=== DATA TO USE ===

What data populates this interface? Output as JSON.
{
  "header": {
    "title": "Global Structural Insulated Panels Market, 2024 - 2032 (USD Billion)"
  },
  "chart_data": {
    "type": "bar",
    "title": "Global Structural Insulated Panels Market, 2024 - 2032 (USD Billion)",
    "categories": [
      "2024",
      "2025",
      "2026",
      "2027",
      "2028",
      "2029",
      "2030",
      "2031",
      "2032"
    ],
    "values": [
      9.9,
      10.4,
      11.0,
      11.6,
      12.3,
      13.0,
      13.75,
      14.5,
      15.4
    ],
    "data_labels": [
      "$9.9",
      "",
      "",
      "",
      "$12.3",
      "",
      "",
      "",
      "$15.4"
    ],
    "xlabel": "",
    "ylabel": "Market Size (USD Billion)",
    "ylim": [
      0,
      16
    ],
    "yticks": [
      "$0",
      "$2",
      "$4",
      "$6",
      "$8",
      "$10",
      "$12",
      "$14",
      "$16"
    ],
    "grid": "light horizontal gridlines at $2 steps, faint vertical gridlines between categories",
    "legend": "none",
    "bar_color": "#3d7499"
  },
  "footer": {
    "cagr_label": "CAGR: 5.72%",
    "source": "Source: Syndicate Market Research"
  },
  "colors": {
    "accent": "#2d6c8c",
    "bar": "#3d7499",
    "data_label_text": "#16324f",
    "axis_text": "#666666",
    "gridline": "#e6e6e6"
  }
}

===

■ PROBLEM TO WORK ON
From the records above, extract every entry verbatim.

■ TASK RESULT
What data populates this interface? Output as JSON.
{
  "header": {
    "title": "Global Structural Insulated Panels Market, 2024 - 2032 (USD Billion)"
  },
  "chart_data": {
    "type": "bar",
    "title": "Global Structural Insulated Panels Market, 2024 - 2032 (USD Billion)",
    "categories": [
      "2024",
      "2025",
      "2026",
      "2027",
      "2028",
      "2029",
      "2030",
      "2031",
      "2032"
    ],
    "values": [
      9.9,
      10.4,
      11.0,
      11.6,
      12.3,
      13.0,
      13.75,
      14.5,
      15.4
    ],
    "data_labels": [
      "$9.9",
      "",
      "",
      "",
      "$12.3",
      "",
      "",
      "",
      "$15.4"
    ],
    "xlabel": "",
    "ylabel": "Market Size (USD Billion)",
    "ylim": [
      0,
      16
    ],
    "yticks": [
      "$0",
      "$2",
      "$4",
      "$6",
      "$8",
      "$10",
      "$12",
      "$14",
      "$16"
    ],
    "grid": "light horizontal gridlines at $2 steps, faint vertical gridlines between categories",
    "legend": "none",
    "bar_color": "#3d7499"
  },
  "footer": {
    "cagr_label": "CAGR: 5.72%",
    "source": "Source: Syndicate Market Research"
  },
  "colors": {
    "accent": "#2d6c8c",
    "bar": "#3d7499",
    "data_label_text": "#16324f",
    "axis_text": "#666666",
    "gridline": "#e6e6e6"
  }
}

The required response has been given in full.